··· MATERIAL PROVIDED ···
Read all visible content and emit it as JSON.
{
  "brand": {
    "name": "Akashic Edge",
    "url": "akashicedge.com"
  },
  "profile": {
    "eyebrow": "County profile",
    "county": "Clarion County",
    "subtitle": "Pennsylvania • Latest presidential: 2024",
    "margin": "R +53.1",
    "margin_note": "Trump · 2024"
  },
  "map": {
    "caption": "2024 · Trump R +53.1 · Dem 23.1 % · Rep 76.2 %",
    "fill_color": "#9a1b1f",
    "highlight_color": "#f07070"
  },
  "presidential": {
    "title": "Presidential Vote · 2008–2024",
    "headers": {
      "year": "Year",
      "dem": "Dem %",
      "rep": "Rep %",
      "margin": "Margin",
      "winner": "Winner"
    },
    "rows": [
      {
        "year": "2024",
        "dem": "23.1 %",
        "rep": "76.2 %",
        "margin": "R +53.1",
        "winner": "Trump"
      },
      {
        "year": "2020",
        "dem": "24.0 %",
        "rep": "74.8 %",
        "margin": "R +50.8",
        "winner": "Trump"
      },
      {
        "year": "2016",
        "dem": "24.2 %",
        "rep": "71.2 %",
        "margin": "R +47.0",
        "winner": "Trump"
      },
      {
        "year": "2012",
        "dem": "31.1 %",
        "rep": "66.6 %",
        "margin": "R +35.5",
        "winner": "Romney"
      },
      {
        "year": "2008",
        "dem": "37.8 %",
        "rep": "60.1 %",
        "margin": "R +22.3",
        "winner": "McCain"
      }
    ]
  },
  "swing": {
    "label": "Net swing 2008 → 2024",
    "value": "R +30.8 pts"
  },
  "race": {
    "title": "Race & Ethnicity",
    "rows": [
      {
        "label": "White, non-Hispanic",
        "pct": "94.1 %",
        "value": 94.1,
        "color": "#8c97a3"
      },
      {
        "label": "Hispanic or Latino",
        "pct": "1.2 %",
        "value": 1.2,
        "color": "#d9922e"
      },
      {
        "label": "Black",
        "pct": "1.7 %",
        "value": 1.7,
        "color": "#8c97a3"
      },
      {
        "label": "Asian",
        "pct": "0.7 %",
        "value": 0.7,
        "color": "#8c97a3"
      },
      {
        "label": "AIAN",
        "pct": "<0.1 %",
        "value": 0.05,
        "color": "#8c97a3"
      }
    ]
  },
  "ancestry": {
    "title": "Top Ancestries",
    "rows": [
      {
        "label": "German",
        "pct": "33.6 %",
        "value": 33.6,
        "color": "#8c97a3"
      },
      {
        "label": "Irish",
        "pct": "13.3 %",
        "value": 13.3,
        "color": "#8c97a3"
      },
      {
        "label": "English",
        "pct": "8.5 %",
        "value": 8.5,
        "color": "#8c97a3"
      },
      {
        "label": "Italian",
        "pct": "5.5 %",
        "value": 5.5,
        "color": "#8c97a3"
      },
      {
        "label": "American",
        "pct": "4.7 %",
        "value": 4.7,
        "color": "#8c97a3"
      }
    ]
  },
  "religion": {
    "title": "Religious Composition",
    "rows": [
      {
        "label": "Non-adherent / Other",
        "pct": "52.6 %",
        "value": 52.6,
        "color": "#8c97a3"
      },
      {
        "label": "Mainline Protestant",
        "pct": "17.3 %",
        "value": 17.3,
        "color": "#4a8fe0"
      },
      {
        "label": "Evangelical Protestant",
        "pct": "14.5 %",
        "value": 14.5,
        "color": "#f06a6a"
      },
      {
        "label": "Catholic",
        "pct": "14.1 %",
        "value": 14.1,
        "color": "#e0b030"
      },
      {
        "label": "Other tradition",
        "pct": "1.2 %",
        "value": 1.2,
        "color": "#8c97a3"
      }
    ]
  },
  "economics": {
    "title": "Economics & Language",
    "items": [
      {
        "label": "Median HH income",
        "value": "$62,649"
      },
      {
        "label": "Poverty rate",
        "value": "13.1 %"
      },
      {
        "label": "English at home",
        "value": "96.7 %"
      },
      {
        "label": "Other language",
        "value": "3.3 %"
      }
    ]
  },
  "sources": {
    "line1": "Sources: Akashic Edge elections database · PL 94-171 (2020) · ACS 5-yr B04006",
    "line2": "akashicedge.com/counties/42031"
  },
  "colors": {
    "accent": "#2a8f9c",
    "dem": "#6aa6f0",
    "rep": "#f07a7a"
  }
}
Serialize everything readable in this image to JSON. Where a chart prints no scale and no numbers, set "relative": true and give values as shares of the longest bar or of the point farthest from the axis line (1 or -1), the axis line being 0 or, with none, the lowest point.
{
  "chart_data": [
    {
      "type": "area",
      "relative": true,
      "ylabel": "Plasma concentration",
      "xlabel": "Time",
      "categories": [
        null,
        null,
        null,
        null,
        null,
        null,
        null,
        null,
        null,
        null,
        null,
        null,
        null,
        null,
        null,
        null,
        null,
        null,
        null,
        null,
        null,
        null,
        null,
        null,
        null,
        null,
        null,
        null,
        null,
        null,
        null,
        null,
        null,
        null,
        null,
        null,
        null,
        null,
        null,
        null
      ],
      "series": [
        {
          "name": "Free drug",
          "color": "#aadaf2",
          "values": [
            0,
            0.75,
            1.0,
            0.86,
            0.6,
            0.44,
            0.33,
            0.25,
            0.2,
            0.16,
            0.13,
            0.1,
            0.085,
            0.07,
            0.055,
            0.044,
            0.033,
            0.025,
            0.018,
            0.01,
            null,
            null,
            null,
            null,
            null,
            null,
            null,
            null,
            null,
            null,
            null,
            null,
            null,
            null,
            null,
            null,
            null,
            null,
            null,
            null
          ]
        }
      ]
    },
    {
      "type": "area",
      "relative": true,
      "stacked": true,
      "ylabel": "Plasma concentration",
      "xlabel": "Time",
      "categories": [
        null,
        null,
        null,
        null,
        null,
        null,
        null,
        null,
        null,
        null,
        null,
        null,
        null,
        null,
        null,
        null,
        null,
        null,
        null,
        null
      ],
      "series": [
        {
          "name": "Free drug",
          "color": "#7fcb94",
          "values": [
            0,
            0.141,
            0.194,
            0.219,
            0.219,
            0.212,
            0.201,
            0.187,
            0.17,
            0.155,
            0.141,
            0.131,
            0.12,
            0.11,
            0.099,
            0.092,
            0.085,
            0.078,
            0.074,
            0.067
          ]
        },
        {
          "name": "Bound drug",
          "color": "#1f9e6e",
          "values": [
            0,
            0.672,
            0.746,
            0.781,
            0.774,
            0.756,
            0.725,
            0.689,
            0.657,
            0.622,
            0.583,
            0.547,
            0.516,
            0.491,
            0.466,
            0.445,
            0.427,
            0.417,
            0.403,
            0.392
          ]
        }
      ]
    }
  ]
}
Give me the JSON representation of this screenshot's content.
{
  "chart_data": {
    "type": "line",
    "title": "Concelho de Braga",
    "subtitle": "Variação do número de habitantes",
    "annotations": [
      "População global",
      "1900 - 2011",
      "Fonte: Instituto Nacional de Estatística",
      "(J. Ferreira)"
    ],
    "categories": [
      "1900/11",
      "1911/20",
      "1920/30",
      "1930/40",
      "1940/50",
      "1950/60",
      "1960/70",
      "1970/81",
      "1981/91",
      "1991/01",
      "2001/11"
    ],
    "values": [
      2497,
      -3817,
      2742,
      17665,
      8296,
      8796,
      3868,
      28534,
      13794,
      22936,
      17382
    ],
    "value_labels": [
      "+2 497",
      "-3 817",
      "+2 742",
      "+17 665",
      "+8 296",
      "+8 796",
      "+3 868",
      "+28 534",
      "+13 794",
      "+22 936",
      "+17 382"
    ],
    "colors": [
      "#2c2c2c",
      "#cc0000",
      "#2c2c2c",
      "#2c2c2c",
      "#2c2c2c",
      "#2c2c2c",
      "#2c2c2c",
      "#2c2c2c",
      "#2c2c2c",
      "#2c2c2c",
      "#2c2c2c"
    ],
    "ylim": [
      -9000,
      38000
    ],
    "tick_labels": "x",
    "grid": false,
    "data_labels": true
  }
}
···
* _TASK_
Tally how many lines of the material contain the word "content". The answer must be the number and nothing else.

* _CORRECT RESULT_
2